[Task goal] Reproduce the records below exactly as they appear.

[Collected data]

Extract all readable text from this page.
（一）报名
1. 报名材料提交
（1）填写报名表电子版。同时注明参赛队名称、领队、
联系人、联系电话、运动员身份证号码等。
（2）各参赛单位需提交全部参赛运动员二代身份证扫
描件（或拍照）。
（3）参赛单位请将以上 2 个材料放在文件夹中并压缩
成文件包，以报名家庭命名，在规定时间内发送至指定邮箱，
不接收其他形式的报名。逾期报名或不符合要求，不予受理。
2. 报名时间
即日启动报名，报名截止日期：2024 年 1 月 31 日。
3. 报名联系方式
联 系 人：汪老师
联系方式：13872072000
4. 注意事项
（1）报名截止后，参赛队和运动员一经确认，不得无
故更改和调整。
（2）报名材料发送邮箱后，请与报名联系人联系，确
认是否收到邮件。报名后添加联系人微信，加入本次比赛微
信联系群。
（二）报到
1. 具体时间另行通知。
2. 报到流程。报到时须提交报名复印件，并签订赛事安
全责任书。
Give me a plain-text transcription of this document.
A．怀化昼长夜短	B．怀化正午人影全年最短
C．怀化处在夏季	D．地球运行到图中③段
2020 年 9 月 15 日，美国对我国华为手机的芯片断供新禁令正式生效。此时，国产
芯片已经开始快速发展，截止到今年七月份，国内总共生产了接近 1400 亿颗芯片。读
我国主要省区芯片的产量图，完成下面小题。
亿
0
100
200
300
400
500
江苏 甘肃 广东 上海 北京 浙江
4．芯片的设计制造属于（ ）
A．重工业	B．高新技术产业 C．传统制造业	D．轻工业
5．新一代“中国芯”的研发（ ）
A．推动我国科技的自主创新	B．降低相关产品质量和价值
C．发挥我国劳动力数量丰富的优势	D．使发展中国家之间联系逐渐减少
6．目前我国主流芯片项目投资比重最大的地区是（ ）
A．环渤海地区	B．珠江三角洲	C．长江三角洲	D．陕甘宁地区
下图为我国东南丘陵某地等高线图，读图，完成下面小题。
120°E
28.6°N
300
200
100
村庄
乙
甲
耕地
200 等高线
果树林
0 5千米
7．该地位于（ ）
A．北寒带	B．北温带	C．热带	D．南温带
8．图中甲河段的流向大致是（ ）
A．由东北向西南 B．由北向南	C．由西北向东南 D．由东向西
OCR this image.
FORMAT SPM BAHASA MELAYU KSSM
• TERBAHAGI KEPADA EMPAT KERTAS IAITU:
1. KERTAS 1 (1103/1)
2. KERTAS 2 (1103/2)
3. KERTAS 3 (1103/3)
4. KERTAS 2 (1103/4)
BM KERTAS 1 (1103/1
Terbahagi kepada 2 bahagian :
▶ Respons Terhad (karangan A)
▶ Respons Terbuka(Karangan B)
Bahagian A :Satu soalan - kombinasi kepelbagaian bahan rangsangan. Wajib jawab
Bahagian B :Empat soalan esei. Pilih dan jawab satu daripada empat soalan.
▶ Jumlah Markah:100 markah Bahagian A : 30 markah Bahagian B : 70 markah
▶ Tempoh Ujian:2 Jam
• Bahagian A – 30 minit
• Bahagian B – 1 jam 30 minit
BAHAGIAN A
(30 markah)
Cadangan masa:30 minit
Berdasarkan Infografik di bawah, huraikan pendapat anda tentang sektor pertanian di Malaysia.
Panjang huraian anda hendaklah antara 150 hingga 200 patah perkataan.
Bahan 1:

[Response to the task]
Extract all readable text from this page.
（一）报名
1. 报名材料提交
（1）填写报名表电子版。同时注明参赛队名称、领队、
联系人、联系电话、运动员身份证号码等。
（2）各参赛单位需提交全部参赛运动员二代身份证扫
描件（或拍照）。
（3）参赛单位请将以上 2 个材料放在文件夹中并压缩
成文件包，以报名家庭命名，在规定时间内发送至指定邮箱，
不接收其他形式的报名。逾期报名或不符合要求，不予受理。
2. 报名时间
即日启动报名，报名截止日期：2024 年 1 月 31 日。
3. 报名联系方式
联 系 人：汪老师
联系方式：13872072000
4. 注意事项
（1）报名截止后，参赛队和运动员一经确认，不得无
故更改和调整。
（2）报名材料发送邮箱后，请与报名联系人联系，确
认是否收到邮件。报名后添加联系人微信，加入本次比赛微
信联系群。
（二）报到
1. 具体时间另行通知。
2. 报到流程。报到时须提交报名复印件，并签订赛事安
全责任书。
Give me a plain-text transcription of this document.
A．怀化昼长夜短	B．怀化正午人影全年最短
C．怀化处在夏季	D．地球运行到图中③段
2020 年 9 月 15 日，美国对我国华为手机的芯片断供新禁令正式生效。此时，国产
芯片已经开始快速发展，截止到今年七月份，国内总共生产了接近 1400 亿颗芯片。读
我国主要省区芯片的产量图，完成下面小题。
亿
0
100
200
300
400
500
江苏 甘肃 广东 上海 北京 浙江
4．芯片的设计制造属于（ ）
A．重工业	B．高新技术产业 C．传统制造业	D．轻工业
5．新一代“中国芯”的研发（ ）
A．推动我国科技的自主创新	B．降低相关产品质量和价值
C．发挥我国劳动力数量丰富的优势	D．使发展中国家之间联系逐渐减少
6．目前我国主流芯片项目投资比重最大的地区是（ ）
A．环渤海地区	B．珠江三角洲	C．长江三角洲	D．陕甘宁地区
下图为我国东南丘陵某地等高线图，读图，完成下面小题。
120°E
28.6°N
300
200
100
村庄
乙
甲
耕地
200 等高线
果树林
0 5千米
7．该地位于（ ）
A．北寒带	B．北温带	C．热带	D．南温带
8．图中甲河段的流向大致是（ ）
A．由东北向西南 B．由北向南	C．由西北向东南 D．由东向西
OCR this image.
FORMAT SPM BAHASA MELAYU KSSM
• TERBAHAGI KEPADA EMPAT KERTAS IAITU:
1. KERTAS 1 (1103/1)
2. KERTAS 2 (1103/2)
3. KERTAS 3 (1103/3)
4. KERTAS 2 (1103/4)
BM KERTAS 1 (1103/1
Terbahagi kepada 2 bahagian :
▶ Respons Terhad (karangan A)
▶ Respons Terbuka(Karangan B)
Bahagian A :Satu soalan - kombinasi kepelbagaian bahan rangsangan. Wajib jawab
Bahagian B :Empat soalan esei. Pilih dan jawab satu daripada empat soalan.
▶ Jumlah Markah:100 markah Bahagian A : 30 markah Bahagian B : 70 markah
▶ Tempoh Ujian:2 Jam
• Bahagian A – 30 minit
• Bahagian B – 1 jam 30 minit
BAHAGIAN A
(30 markah)
Cadangan masa:30 minit
Berdasarkan Infografik di bawah, huraikan pendapat anda tentang sektor pertanian di Malaysia.
Panjang huraian anda hendaklah antara 150 hingga 200 patah perkataan.
Bahan 1:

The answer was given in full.